Note how many lines in the entries contain the string "København", then give that number and nothing else.
** start **
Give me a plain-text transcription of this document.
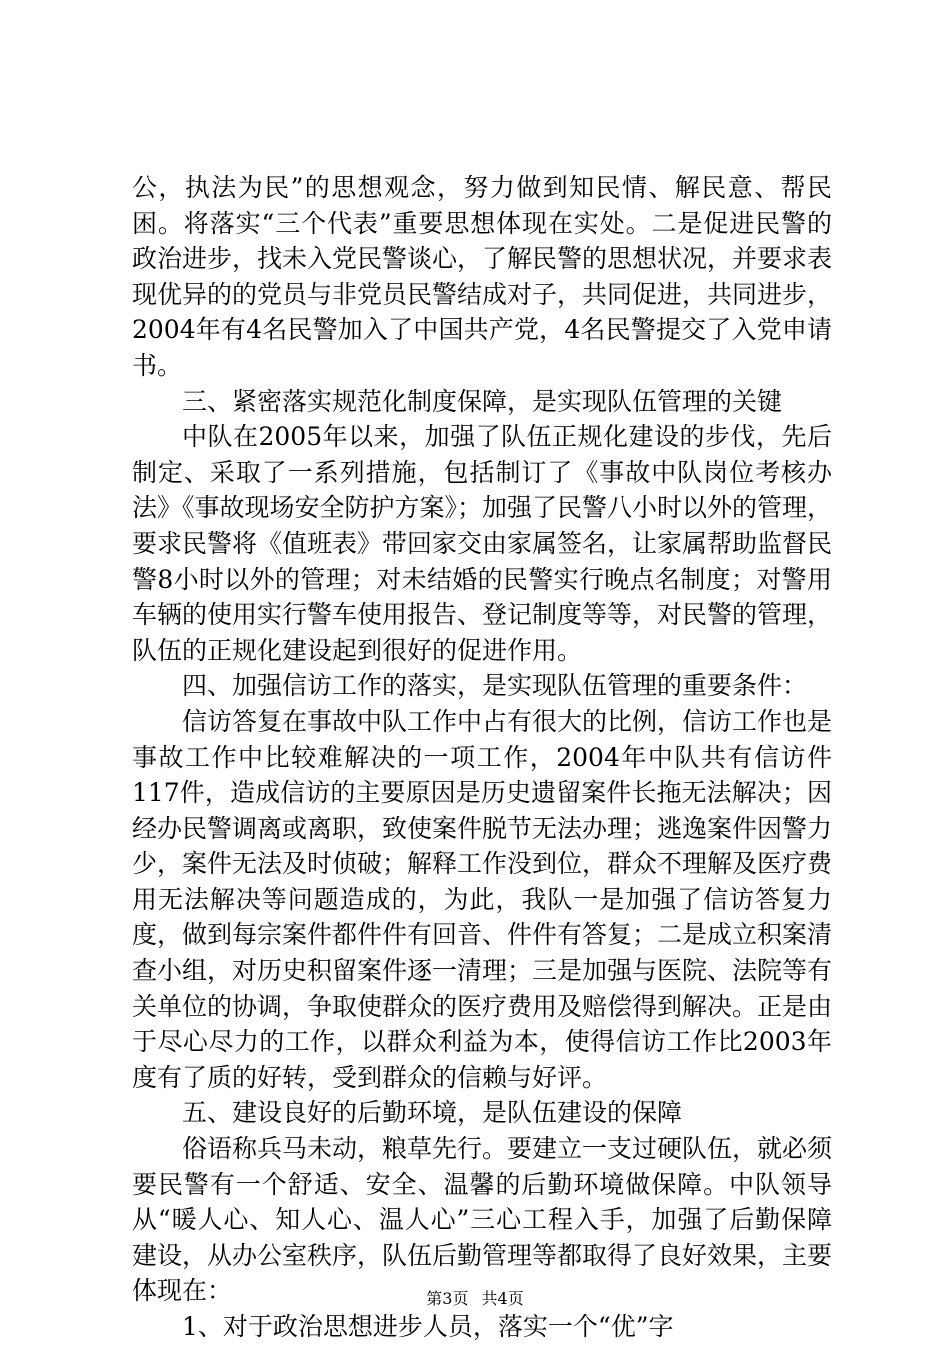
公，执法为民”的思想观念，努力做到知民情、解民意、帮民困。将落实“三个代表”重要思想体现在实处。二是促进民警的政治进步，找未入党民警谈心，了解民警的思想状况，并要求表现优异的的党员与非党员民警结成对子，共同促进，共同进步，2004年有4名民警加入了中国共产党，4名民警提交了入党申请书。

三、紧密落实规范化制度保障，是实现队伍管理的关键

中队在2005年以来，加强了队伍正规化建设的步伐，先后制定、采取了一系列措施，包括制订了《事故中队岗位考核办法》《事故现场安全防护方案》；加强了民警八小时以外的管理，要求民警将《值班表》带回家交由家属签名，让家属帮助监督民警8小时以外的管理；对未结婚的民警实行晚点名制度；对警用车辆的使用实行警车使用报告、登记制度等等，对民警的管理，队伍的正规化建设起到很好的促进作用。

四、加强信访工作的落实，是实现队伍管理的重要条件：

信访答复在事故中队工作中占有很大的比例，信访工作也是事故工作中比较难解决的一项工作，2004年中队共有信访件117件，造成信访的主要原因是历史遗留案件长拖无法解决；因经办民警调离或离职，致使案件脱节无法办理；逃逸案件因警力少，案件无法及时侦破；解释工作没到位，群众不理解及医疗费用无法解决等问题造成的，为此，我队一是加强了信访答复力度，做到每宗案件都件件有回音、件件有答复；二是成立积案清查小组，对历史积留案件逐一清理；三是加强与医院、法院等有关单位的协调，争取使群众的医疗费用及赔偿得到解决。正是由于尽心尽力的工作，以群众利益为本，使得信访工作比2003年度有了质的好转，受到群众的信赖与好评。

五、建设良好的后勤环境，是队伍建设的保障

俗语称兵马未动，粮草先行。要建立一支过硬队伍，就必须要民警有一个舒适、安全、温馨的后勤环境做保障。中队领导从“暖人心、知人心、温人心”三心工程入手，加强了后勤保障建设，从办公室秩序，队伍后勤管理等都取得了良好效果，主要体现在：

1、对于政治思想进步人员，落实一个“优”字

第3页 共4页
** end **
** start **
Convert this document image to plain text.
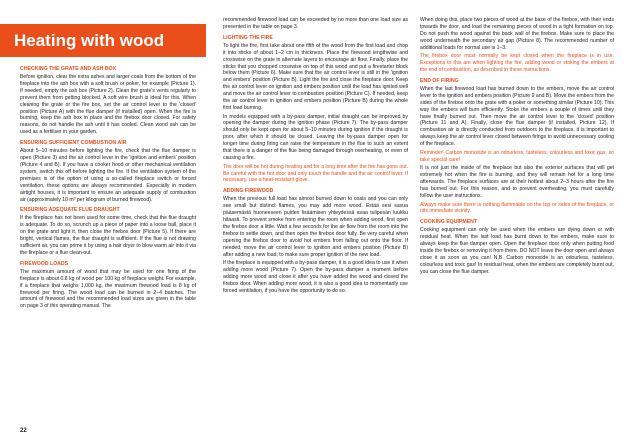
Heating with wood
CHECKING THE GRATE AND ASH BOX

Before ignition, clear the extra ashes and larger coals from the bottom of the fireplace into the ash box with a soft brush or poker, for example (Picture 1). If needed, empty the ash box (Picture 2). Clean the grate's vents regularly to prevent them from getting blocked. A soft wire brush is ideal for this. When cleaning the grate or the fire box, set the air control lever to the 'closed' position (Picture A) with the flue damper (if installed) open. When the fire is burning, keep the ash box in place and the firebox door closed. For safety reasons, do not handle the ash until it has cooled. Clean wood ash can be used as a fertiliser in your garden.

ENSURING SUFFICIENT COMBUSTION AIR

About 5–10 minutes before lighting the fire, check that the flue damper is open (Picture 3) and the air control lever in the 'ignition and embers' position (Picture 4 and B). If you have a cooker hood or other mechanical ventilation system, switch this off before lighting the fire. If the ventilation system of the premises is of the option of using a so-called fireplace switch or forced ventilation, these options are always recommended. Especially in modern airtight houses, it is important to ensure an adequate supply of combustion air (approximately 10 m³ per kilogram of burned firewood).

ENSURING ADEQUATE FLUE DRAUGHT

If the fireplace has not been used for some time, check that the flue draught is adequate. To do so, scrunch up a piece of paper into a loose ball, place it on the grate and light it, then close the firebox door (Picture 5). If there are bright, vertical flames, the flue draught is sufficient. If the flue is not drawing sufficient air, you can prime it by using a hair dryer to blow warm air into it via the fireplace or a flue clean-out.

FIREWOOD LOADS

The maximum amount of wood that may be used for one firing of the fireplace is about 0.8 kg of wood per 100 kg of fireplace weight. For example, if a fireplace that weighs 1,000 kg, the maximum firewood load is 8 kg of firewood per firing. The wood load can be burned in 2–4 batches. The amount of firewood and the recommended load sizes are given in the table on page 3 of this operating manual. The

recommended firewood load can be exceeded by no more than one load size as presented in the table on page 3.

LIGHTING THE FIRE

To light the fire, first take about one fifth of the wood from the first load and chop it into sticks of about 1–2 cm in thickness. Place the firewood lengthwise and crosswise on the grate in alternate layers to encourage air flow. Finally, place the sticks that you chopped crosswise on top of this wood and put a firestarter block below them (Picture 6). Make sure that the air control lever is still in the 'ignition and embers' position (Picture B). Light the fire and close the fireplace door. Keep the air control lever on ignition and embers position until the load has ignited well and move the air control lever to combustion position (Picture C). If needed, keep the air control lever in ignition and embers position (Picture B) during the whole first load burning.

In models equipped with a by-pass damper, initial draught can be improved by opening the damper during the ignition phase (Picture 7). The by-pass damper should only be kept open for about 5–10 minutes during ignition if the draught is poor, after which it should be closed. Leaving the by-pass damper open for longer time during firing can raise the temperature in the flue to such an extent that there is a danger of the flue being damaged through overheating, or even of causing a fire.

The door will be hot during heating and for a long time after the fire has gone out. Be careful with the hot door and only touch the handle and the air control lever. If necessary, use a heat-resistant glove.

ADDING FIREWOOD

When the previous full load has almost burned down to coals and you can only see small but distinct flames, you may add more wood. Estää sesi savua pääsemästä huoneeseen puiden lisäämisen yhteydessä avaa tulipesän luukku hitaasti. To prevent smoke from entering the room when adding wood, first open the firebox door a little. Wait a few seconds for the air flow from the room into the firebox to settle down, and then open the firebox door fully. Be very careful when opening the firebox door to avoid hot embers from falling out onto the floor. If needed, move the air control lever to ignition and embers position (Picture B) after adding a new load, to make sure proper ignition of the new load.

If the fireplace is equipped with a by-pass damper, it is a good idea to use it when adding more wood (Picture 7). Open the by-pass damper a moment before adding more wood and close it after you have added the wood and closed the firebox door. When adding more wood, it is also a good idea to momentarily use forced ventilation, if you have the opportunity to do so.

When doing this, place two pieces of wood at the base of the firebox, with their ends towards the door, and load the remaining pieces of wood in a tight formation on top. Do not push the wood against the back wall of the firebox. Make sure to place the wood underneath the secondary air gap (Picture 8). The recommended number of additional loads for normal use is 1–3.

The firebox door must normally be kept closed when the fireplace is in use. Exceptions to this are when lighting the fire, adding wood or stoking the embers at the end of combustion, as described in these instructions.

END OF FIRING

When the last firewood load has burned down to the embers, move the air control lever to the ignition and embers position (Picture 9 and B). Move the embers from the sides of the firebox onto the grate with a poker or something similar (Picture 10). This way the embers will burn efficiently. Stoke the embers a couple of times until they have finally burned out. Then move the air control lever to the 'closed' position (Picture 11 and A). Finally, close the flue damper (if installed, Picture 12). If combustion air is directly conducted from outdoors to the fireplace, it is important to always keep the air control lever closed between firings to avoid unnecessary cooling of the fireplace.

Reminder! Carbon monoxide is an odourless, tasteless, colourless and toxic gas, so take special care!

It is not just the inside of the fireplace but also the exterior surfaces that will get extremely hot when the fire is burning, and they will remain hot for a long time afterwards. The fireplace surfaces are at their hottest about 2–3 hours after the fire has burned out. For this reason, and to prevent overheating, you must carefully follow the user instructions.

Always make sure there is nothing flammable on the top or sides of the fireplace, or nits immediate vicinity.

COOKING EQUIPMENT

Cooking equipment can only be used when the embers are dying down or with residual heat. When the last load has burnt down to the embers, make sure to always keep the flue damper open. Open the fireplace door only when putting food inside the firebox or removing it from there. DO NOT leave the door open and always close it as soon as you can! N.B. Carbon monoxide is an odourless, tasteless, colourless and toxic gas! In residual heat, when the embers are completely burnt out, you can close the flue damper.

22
** end **
** start **
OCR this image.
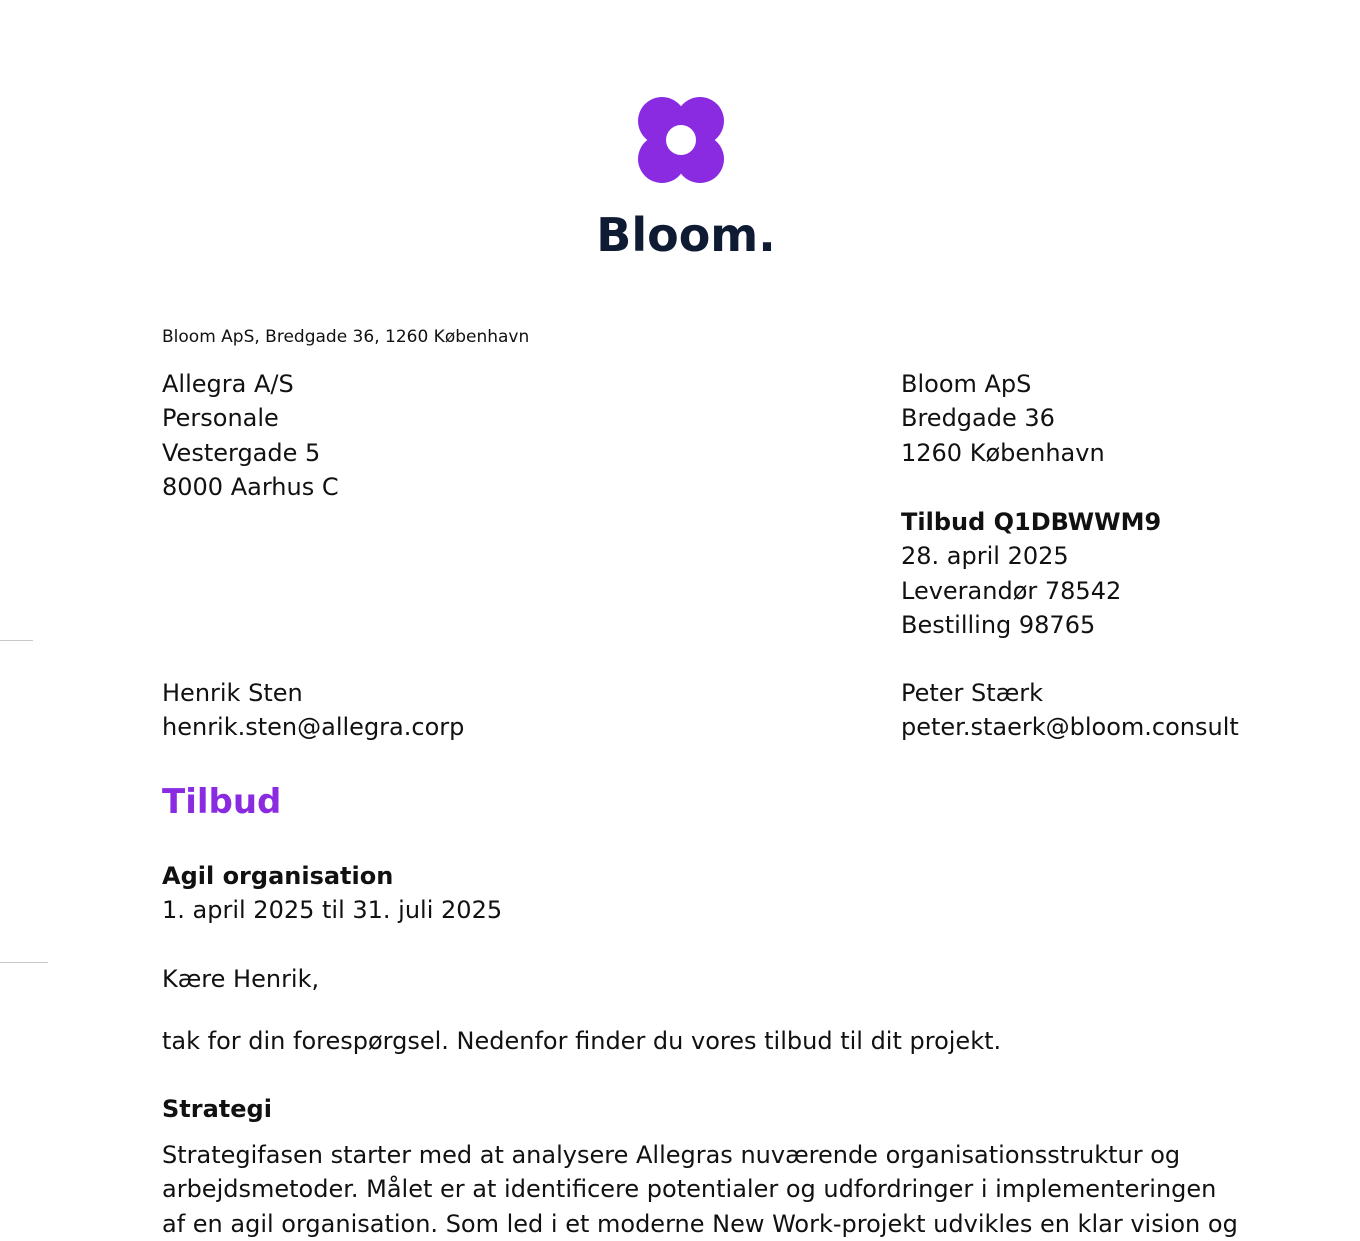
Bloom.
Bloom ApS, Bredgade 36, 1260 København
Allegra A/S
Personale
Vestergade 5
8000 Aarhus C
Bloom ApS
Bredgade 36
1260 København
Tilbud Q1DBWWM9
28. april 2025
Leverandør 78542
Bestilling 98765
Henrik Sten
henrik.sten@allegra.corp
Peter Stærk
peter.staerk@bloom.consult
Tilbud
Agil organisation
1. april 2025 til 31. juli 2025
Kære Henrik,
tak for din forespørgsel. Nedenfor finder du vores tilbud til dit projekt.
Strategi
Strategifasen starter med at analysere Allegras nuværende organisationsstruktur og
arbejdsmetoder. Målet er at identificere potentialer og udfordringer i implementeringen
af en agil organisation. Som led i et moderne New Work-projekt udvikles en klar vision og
** end **
Answer ▸ 2